Task to complete:
Skip all pictures, then print the remaining material exactly.

Extracted data:
---+---

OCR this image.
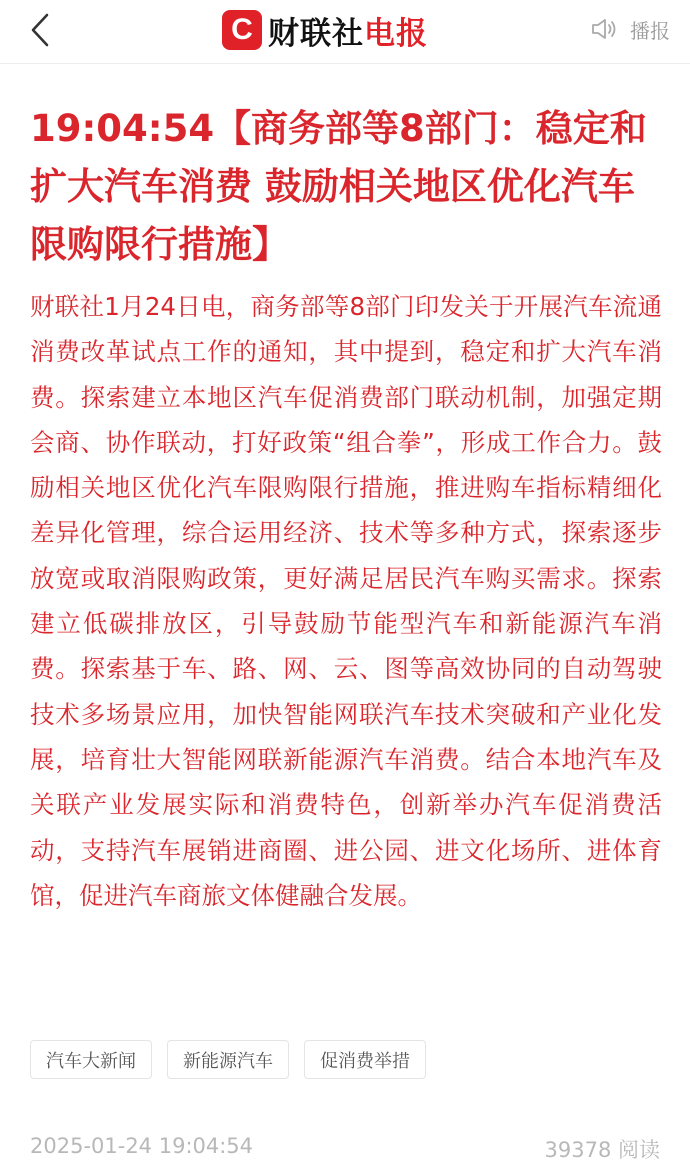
C 财联社电报	播报
19:04:54【商务部等8部门：稳定和扩大汽车消费 鼓励相关地区优化汽车限购限行措施】
财联社1月24日电，商务部等8部门印发关于开展汽车流通消费改革试点工作的通知，其中提到，稳定和扩大汽车消费。探索建立本地区汽车促消费部门联动机制，加强定期会商、协作联动，打好政策“组合拳”，形成工作合力。鼓励相关地区优化汽车限购限行措施，推进购车指标精细化差异化管理，综合运用经济、技术等多种方式，探索逐步放宽或取消限购政策，更好满足居民汽车购买需求。探索建立低碳排放区，引导鼓励节能型汽车和新能源汽车消费。探索基于车、路、网、云、图等高效协同的自动驾驶技术多场景应用，加快智能网联汽车技术突破和产业化发展，培育壮大智能网联新能源汽车消费。结合本地汽车及关联产业发展实际和消费特色，创新举办汽车促消费活动，支持汽车展销进商圈、进公园、进文化场所、进体育馆，促进汽车商旅文体健融合发展。
汽车大新闻	新能源汽车	促消费举措
2025-01-24 19:04:54	39378 阅读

---+---

Exercise solution:
OCR this image.
C 财联社电报	播报
19:04:54【商务部等8部门：稳定和扩大汽车消费 鼓励相关地区优化汽车限购限行措施】
财联社1月24日电，商务部等8部门印发关于开展汽车流通消费改革试点工作的通知，其中提到，稳定和扩大汽车消费。探索建立本地区汽车促消费部门联动机制，加强定期会商、协作联动，打好政策“组合拳”，形成工作合力。鼓励相关地区优化汽车限购限行措施，推进购车指标精细化差异化管理，综合运用经济、技术等多种方式，探索逐步放宽或取消限购政策，更好满足居民汽车购买需求。探索建立低碳排放区，引导鼓励节能型汽车和新能源汽车消费。探索基于车、路、网、云、图等高效协同的自动驾驶技术多场景应用，加快智能网联汽车技术突破和产业化发展，培育壮大智能网联新能源汽车消费。结合本地汽车及关联产业发展实际和消费特色，创新举办汽车促消费活动，支持汽车展销进商圈、进公园、进文化场所、进体育馆，促进汽车商旅文体健融合发展。
汽车大新闻	新能源汽车	促消费举措
2025-01-24 19:04:54	39378 阅读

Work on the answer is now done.